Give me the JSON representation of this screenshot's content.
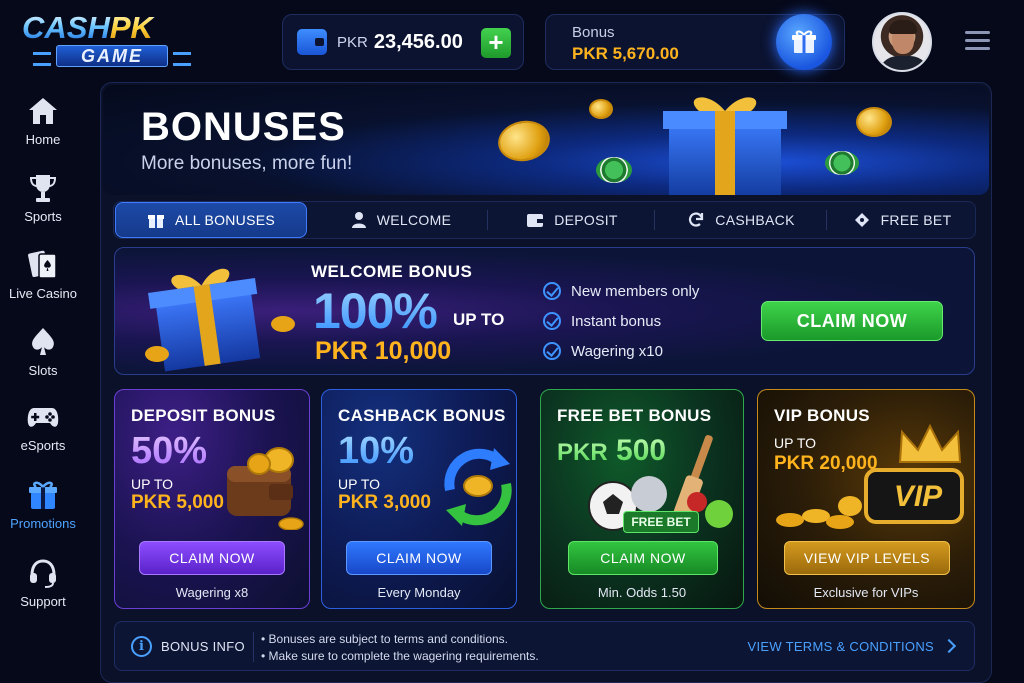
{
  "brand": {
    "logo_top_a": "CASH",
    "logo_top_b": "PK",
    "logo_bottom": "GAME"
  },
  "wallet": {
    "currency": "PKR",
    "amount": "23,456.00",
    "add_label": "+"
  },
  "bonus": {
    "label": "Bonus",
    "amount": "PKR 5,670.00"
  },
  "sidebar": {
    "items": [
      {
        "label": "Home",
        "icon": "home-icon"
      },
      {
        "label": "Sports",
        "icon": "trophy-icon"
      },
      {
        "label": "Live Casino",
        "icon": "cards-icon"
      },
      {
        "label": "Slots",
        "icon": "spade-icon"
      },
      {
        "label": "eSports",
        "icon": "gamepad-icon"
      },
      {
        "label": "Promotions",
        "icon": "gift-icon",
        "active": true
      },
      {
        "label": "Support",
        "icon": "headset-icon"
      }
    ]
  },
  "hero": {
    "title": "BONUSES",
    "subtitle": "More bonuses, more fun!"
  },
  "tabs": [
    {
      "label": "ALL BONUSES",
      "icon": "gift-icon",
      "active": true
    },
    {
      "label": "WELCOME",
      "icon": "user-icon"
    },
    {
      "label": "DEPOSIT",
      "icon": "wallet-icon"
    },
    {
      "label": "CASHBACK",
      "icon": "refresh-icon"
    },
    {
      "label": "FREE BET",
      "icon": "ticket-icon"
    }
  ],
  "welcome": {
    "title": "WELCOME BONUS",
    "percent": "100%",
    "upto": "UP TO",
    "amount": "PKR 10,000",
    "features": [
      "New members only",
      "Instant bonus",
      "Wagering x10"
    ],
    "cta": "CLAIM NOW"
  },
  "cards": [
    {
      "title": "DEPOSIT BONUS",
      "big": "50%",
      "upto": "UP TO",
      "amount": "PKR 5,000",
      "cta": "CLAIM NOW",
      "note": "Wagering x8"
    },
    {
      "title": "CASHBACK BONUS",
      "big": "10%",
      "upto": "UP TO",
      "amount": "PKR 3,000",
      "cta": "CLAIM NOW",
      "note": "Every Monday"
    },
    {
      "title": "FREE BET BONUS",
      "big_prefix": "PKR",
      "big": "500",
      "badge": "FREE BET",
      "cta": "CLAIM NOW",
      "note": "Min. Odds 1.50"
    },
    {
      "title": "VIP BONUS",
      "upto": "UP TO",
      "amount": "PKR 20,000",
      "vip_badge": "VIP",
      "cta": "VIEW VIP LEVELS",
      "note": "Exclusive for VIPs"
    }
  ],
  "info": {
    "label": "BONUS INFO",
    "lines": [
      "• Bonuses are subject to terms and conditions.",
      "• Make sure to complete the wagering requirements."
    ],
    "link": "VIEW TERMS & CONDITIONS"
  },
  "colors": {
    "accent_blue": "#3d93ff",
    "gold": "#ffb41e",
    "green": "#32c440",
    "purple": "#8d4dff",
    "background": "#06091a"
  }
}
§ §
* **Your goal**:
Omit the pictures and restate the rest of the records verbatim.

* **Solution for this exercise**:
Give me the JSON representation of this screenshot's content.
{
  "brand": {
    "logo_top_a": "CASH",
    "logo_top_b": "PK",
    "logo_bottom": "GAME"
  },
  "wallet": {
    "currency": "PKR",
    "amount": "23,456.00",
    "add_label": "+"
  },
  "bonus": {
    "label": "Bonus",
    "amount": "PKR 5,670.00"
  },
  "sidebar": {
    "items": [
      {
        "label": "Home",
        "icon": "home-icon"
      },
      {
        "label": "Sports",
        "icon": "trophy-icon"
      },
      {
        "label": "Live Casino",
        "icon": "cards-icon"
      },
      {
        "label": "Slots",
        "icon": "spade-icon"
      },
      {
        "label": "eSports",
        "icon": "gamepad-icon"
      },
      {
        "label": "Promotions",
        "icon": "gift-icon",
        "active": true
      },
      {
        "label": "Support",
        "icon": "headset-icon"
      }
    ]
  },
  "hero": {
    "title": "BONUSES",
    "subtitle": "More bonuses, more fun!"
  },
  "tabs": [
    {
      "label": "ALL BONUSES",
      "icon": "gift-icon",
      "active": true
    },
    {
      "label": "WELCOME",
      "icon": "user-icon"
    },
    {
      "label": "DEPOSIT",
      "icon": "wallet-icon"
    },
    {
      "label": "CASHBACK",
      "icon": "refresh-icon"
    },
    {
      "label": "FREE BET",
      "icon": "ticket-icon"
    }
  ],
  "welcome": {
    "title": "WELCOME BONUS",
    "percent": "100%",
    "upto": "UP TO",
    "amount": "PKR 10,000",
    "features": [
      "New members only",
      "Instant bonus",
      "Wagering x10"
    ],
    "cta": "CLAIM NOW"
  },
  "cards": [
    {
      "title": "DEPOSIT BONUS",
      "big": "50%",
      "upto": "UP TO",
      "amount": "PKR 5,000",
      "cta": "CLAIM NOW",
      "note": "Wagering x8"
    },
    {
      "title": "CASHBACK BONUS",
      "big": "10%",
      "upto": "UP TO",
      "amount": "PKR 3,000",
      "cta": "CLAIM NOW",
      "note": "Every Monday"
    },
    {
      "title": "FREE BET BONUS",
      "big_prefix": "PKR",
      "big": "500",
      "badge": "FREE BET",
      "cta": "CLAIM NOW",
      "note": "Min. Odds 1.50"
    },
    {
      "title": "VIP BONUS",
      "upto": "UP TO",
      "amount": "PKR 20,000",
      "vip_badge": "VIP",
      "cta": "VIEW VIP LEVELS",
      "note": "Exclusive for VIPs"
    }
  ],
  "info": {
    "label": "BONUS INFO",
    "lines": [
      "• Bonuses are subject to terms and conditions.",
      "• Make sure to complete the wagering requirements."
    ],
    "link": "VIEW TERMS & CONDITIONS"
  },
  "colors": {
    "accent_blue": "#3d93ff",
    "gold": "#ffb41e",
    "green": "#32c440",
    "purple": "#8d4dff",
    "background": "#06091a"
  }
}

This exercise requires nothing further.